▶ Aim: Return the whole listing, line for line, without the pictures in it.
###
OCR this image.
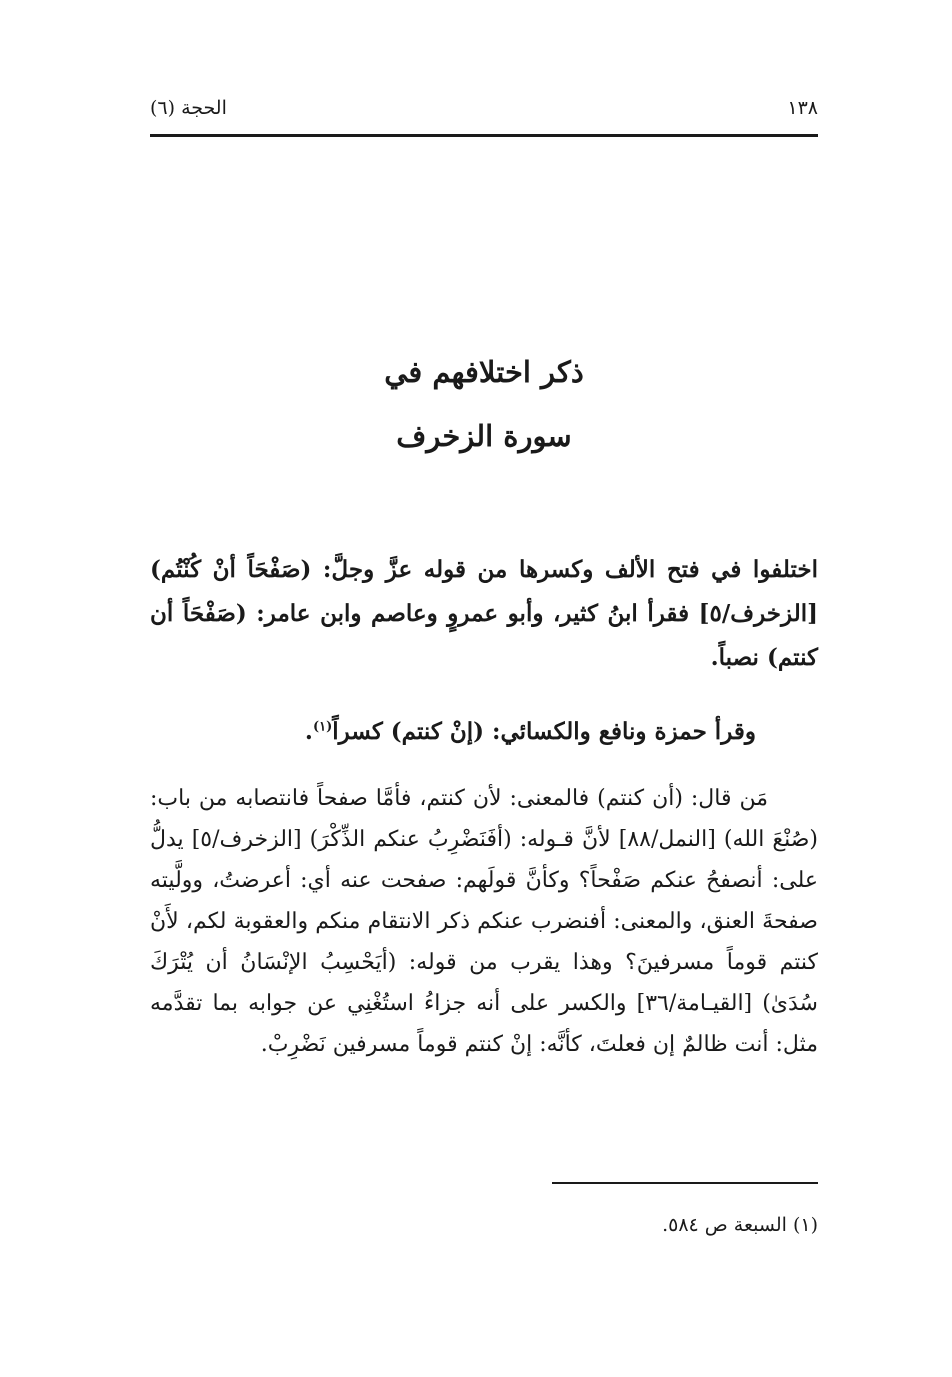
١٣٨
الحجة (٦)
ذكر اختلافهم في
سورة الزخرف
اختلفوا في فتح الألف وكسرها من قوله عزَّ وجلَّ: (صَفْحَاً أنْ كُنْتُم) [الزخرف/٥] فقرأ ابنُ كثير، وأبو عمروٍ وعاصم وابن عامر: (صَفْحَاً أن كنتم) نصباً.
وقرأ حمزة ونافع والكسائي: (إنْ كنتم) كسراً$^{(١)}$.
مَن قال: (أن كنتم) فالمعنى: لأن كنتم، فأمَّا صفحاً فانتصابه من باب: (صُنْعَ الله) [النمل/٨٨] لأنَّ قـوله: (أفَنَضْرِبُ عنكم الذِّكْرَ) [الزخرف/٥] يدلُّ على: أنصفحُ عنكم صَفْحاً؟ وكأنَّ قولَهم: صفحت عنه أي: أعرضتُ، وولَّيته صفحةَ العنق، والمعنى: أفنضرب عنكم ذكر الانتقام منكم والعقوبة لكم، لأَنْ كنتم قوماً مسرفينَ؟ وهذا يقرب من قوله: (أيَحْسِبُ الإنْسَانُ أن يُتْرَكَ سُدَىٰ) [القيـامة/٣٦] والكسر على أنه جزاءُ استُغْنِي عن جوابه بما تقدَّمه مثل: أنت ظالمٌ إن فعلتَ، كأنَّه: إنْ كنتم قوماً مسرفين نَضْرِبْ.
(١) السبعة ص ٥٨٤.
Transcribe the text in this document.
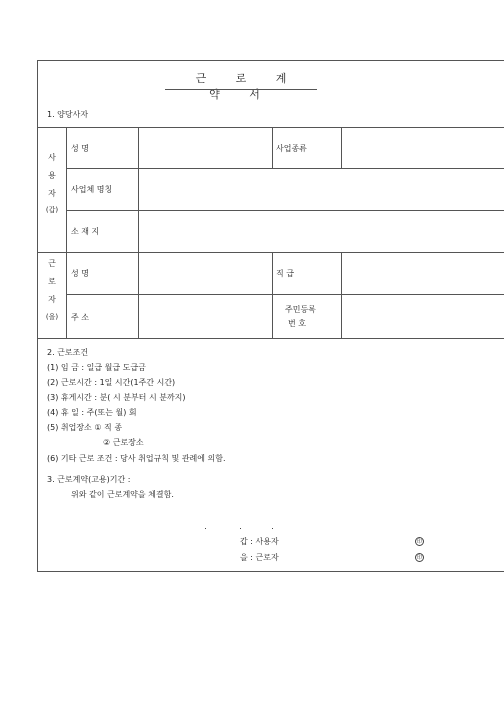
근 로 계 약 서
1. 양당사자
사
용
자
(갑)
성 명	사업종류
사업체 명칭
소 재 지
근
로
자
(을)
성 명	직 급
주 소
주민등록
번 호
2. 근로조건
(1) 임 금 : 일급 월급 도급금
(2) 근로시간 : 1일 시간(1주간 시간)
(3) 휴게시간 : 분( 시 분부터 시 분까지)
(4) 휴 일 : 주(또는 월) 회
(5) 취업장소 ① 직 종
② 근로장소
(6) 기타 근로 조건 : 당사 취업규칙 및 관례에 의함.
3. 근로계약(고용)기간 :
위와 같이 근로계약을 체결함.
갑 : 사용자	印
을 : 근로자	印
###
▶ Worked solution:
OCR this image.
١٣٨
الحجة (٦)
ذكر اختلافهم في
سورة الزخرف
اختلفوا في فتح الألف وكسرها من قوله عزَّ وجلَّ: (صَفْحَاً أنْ كُنْتُم) [الزخرف/٥] فقرأ ابنُ كثير، وأبو عمروٍ وعاصم وابن عامر: (صَفْحَاً أن كنتم) نصباً.
وقرأ حمزة ونافع والكسائي: (إنْ كنتم) كسراً$^{(١)}$.
مَن قال: (أن كنتم) فالمعنى: لأن كنتم، فأمَّا صفحاً فانتصابه من باب: (صُنْعَ الله) [النمل/٨٨] لأنَّ قـوله: (أفَنَضْرِبُ عنكم الذِّكْرَ) [الزخرف/٥] يدلُّ على: أنصفحُ عنكم صَفْحاً؟ وكأنَّ قولَهم: صفحت عنه أي: أعرضتُ، وولَّيته صفحةَ العنق، والمعنى: أفنضرب عنكم ذكر الانتقام منكم والعقوبة لكم، لأَنْ كنتم قوماً مسرفينَ؟ وهذا يقرب من قوله: (أيَحْسِبُ الإنْسَانُ أن يُتْرَكَ سُدَىٰ) [القيـامة/٣٦] والكسر على أنه جزاءُ استُغْنِي عن جوابه بما تقدَّمه مثل: أنت ظالمٌ إن فعلتَ، كأنَّه: إنْ كنتم قوماً مسرفين نَضْرِبْ.
(١) السبعة ص ٥٨٤.
Transcribe the text in this document.
근 로 계 약 서
1. 양당사자
사
용
자
(갑)
성 명	사업종류
사업체 명칭
소 재 지
근
로
자
(을)
성 명	직 급
주 소
주민등록
번 호
2. 근로조건
(1) 임 금 : 일급 월급 도급금
(2) 근로시간 : 1일 시간(1주간 시간)
(3) 휴게시간 : 분( 시 분부터 시 분까지)
(4) 휴 일 : 주(또는 월) 회
(5) 취업장소 ① 직 종
② 근로장소
(6) 기타 근로 조건 : 당사 취업규칙 및 관례에 의함.
3. 근로계약(고용)기간 :
위와 같이 근로계약을 체결함.
갑 : 사용자	印
을 : 근로자	印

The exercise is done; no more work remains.